* Problem description
In the material below, find each line holding the string "Southern" and copy it.

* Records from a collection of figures
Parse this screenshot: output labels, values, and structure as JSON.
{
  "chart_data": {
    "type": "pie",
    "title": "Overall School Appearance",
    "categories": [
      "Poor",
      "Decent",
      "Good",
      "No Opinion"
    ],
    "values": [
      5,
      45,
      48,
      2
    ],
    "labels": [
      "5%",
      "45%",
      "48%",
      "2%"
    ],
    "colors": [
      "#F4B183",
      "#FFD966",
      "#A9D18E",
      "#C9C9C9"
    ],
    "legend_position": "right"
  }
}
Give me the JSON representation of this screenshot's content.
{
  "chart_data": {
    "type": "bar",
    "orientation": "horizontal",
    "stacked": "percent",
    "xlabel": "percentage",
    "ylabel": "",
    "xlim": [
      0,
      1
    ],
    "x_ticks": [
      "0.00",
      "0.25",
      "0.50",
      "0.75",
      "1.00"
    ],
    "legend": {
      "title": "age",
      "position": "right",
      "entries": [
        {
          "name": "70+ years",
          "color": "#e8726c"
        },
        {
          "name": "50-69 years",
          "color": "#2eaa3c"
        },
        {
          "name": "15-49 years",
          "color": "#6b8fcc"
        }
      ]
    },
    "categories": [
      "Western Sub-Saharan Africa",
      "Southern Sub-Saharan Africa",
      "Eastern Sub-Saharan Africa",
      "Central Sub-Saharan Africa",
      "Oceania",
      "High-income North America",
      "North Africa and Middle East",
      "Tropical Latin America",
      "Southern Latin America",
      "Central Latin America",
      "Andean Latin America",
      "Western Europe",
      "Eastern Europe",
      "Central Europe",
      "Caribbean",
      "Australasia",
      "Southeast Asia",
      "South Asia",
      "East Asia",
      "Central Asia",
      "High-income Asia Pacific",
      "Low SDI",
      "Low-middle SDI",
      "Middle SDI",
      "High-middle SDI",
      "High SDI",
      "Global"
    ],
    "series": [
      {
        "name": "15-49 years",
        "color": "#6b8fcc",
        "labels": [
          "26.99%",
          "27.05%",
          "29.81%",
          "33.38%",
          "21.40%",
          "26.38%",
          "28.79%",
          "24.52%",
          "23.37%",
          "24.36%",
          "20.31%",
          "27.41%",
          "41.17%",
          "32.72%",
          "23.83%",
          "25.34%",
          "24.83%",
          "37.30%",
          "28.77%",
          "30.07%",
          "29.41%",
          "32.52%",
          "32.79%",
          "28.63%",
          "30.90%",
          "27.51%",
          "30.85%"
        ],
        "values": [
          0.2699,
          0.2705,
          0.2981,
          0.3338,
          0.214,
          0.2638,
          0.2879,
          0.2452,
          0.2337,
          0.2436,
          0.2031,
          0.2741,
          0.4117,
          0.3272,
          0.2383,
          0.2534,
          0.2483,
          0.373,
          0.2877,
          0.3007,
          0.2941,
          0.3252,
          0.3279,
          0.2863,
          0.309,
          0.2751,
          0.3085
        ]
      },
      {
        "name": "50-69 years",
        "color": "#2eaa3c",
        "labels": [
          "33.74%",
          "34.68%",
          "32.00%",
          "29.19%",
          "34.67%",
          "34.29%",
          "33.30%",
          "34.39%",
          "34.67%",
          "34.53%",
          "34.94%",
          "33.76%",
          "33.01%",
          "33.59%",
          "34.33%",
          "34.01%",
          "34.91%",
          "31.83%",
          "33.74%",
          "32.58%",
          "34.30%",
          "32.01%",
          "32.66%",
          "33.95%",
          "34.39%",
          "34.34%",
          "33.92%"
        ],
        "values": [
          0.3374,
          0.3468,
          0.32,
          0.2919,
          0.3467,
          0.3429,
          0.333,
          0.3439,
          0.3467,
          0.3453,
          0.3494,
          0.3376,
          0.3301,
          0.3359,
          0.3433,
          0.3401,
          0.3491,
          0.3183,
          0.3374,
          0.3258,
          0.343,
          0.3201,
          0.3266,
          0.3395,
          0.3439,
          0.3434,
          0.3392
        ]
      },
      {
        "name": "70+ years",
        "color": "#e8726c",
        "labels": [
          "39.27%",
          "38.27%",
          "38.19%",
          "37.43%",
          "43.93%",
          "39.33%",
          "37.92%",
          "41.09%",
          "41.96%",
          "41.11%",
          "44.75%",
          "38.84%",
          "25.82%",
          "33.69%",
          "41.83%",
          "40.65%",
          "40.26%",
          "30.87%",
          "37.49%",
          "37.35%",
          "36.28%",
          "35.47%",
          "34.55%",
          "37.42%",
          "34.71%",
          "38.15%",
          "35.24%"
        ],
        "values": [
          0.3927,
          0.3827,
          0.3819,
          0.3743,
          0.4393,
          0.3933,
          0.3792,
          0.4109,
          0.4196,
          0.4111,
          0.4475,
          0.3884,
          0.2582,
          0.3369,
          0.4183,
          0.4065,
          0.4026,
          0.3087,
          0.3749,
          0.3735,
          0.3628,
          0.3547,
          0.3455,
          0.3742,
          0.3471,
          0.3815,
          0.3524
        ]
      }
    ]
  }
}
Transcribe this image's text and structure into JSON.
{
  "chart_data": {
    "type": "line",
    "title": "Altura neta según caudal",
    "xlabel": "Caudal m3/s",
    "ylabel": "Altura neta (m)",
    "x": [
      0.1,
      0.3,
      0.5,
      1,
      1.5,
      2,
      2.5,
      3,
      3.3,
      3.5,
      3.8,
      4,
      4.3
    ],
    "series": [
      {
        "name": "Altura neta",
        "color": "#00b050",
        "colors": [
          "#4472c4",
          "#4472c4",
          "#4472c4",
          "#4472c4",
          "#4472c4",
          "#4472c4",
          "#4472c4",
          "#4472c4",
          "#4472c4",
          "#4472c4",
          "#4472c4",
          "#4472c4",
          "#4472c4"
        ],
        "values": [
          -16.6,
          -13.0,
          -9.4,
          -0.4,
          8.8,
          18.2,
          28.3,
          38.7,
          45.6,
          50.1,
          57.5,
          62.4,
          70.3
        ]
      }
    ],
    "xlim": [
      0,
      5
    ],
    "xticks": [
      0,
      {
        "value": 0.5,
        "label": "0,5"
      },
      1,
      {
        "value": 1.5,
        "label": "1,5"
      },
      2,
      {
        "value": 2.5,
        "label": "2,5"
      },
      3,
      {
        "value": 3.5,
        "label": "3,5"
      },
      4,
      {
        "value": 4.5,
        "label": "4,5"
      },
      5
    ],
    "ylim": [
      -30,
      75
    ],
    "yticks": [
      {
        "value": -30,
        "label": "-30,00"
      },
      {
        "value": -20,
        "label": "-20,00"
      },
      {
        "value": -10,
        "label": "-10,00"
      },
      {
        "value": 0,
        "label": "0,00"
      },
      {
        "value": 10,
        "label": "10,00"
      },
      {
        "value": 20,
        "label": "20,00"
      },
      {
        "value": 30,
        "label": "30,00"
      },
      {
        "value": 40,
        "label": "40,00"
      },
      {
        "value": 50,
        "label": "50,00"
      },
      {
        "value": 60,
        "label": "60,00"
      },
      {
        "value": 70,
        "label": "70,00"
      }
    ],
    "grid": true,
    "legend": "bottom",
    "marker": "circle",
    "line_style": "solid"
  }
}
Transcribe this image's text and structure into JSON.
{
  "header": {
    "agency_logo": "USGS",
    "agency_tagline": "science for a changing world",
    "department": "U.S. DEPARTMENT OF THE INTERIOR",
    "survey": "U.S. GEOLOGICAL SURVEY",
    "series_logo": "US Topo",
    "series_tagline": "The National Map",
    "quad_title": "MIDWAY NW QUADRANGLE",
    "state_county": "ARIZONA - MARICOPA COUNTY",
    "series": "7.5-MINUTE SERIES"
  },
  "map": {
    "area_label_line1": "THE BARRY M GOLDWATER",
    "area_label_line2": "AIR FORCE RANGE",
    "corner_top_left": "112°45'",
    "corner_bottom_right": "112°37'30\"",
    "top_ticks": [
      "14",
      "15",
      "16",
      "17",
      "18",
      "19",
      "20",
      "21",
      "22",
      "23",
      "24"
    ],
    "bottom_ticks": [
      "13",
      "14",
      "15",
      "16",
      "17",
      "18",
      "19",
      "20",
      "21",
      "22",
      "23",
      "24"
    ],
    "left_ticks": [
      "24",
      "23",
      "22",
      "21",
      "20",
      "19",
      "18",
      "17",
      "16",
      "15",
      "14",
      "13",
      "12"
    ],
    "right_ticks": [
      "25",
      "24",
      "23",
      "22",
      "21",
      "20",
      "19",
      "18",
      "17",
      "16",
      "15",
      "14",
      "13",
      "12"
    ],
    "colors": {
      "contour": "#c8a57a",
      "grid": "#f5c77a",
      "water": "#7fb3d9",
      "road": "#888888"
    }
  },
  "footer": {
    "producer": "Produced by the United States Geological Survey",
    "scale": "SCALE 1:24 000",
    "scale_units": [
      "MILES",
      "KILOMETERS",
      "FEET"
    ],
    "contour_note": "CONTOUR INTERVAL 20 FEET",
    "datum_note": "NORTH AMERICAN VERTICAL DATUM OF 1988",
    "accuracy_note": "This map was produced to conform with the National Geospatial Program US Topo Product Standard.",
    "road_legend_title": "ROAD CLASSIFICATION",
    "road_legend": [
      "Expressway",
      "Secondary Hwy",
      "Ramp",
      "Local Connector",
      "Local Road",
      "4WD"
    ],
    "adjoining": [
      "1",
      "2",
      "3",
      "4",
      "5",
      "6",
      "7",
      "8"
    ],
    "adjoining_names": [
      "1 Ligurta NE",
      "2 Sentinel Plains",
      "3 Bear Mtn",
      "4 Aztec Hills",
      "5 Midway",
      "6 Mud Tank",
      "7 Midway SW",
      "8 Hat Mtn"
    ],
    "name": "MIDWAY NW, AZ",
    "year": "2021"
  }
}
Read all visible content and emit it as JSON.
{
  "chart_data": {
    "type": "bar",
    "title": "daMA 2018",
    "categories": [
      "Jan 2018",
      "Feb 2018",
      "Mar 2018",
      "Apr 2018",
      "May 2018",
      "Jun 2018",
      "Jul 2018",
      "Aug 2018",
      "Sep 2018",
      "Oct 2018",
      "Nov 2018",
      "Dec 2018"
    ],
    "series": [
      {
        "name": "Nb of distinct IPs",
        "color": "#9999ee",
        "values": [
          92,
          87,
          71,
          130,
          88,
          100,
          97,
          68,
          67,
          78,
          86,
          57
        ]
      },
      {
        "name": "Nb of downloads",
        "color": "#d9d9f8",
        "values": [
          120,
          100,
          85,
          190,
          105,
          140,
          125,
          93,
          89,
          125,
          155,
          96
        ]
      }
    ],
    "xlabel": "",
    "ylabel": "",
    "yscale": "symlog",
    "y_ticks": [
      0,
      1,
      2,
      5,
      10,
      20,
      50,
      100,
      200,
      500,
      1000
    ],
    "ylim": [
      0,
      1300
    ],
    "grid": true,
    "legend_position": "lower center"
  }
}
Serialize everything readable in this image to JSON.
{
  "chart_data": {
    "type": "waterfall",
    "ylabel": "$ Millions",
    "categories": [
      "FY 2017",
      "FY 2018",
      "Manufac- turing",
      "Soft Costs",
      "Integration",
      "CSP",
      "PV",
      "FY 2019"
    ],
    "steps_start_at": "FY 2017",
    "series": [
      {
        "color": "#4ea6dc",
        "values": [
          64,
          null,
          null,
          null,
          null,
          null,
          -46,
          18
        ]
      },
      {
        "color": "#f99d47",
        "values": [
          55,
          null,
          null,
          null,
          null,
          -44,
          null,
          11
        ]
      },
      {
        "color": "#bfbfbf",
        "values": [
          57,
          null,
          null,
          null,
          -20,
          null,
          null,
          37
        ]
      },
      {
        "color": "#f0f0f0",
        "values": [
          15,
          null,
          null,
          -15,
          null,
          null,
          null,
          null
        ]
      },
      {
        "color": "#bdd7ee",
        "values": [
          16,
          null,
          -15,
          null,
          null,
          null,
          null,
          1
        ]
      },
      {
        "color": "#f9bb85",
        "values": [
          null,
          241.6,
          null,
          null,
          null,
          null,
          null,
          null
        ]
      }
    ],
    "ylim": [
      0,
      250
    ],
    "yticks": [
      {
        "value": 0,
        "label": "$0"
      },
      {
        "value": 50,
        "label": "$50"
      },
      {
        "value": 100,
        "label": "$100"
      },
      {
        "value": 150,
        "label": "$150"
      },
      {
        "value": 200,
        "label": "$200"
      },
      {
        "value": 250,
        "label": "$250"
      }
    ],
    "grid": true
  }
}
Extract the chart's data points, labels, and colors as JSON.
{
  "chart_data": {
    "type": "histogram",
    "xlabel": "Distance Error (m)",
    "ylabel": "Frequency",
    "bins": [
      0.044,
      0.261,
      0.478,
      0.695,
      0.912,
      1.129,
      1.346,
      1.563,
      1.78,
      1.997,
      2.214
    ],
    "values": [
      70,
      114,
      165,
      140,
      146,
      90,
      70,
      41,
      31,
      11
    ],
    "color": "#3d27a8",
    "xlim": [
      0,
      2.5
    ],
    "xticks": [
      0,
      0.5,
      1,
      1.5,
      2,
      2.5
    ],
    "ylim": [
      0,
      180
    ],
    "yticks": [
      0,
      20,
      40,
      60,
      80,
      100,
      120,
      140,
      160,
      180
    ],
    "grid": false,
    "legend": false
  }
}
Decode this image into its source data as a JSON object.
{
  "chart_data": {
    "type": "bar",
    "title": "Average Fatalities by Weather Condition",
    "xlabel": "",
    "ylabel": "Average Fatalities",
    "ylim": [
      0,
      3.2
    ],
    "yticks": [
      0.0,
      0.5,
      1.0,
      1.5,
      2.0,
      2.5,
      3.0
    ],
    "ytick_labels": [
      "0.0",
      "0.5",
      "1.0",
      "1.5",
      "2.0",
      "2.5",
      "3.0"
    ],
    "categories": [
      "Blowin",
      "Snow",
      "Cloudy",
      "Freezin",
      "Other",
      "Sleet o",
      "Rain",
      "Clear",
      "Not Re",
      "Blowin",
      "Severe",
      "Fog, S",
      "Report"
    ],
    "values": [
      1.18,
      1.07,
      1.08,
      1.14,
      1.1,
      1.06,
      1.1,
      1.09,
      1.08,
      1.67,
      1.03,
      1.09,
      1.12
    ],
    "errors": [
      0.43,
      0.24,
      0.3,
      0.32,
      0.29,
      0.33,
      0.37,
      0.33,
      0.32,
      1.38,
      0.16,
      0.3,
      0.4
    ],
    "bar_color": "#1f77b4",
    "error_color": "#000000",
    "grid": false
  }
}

* Output for this exercise
      "Southern Sub-Saharan Africa",
      "Southern Latin America",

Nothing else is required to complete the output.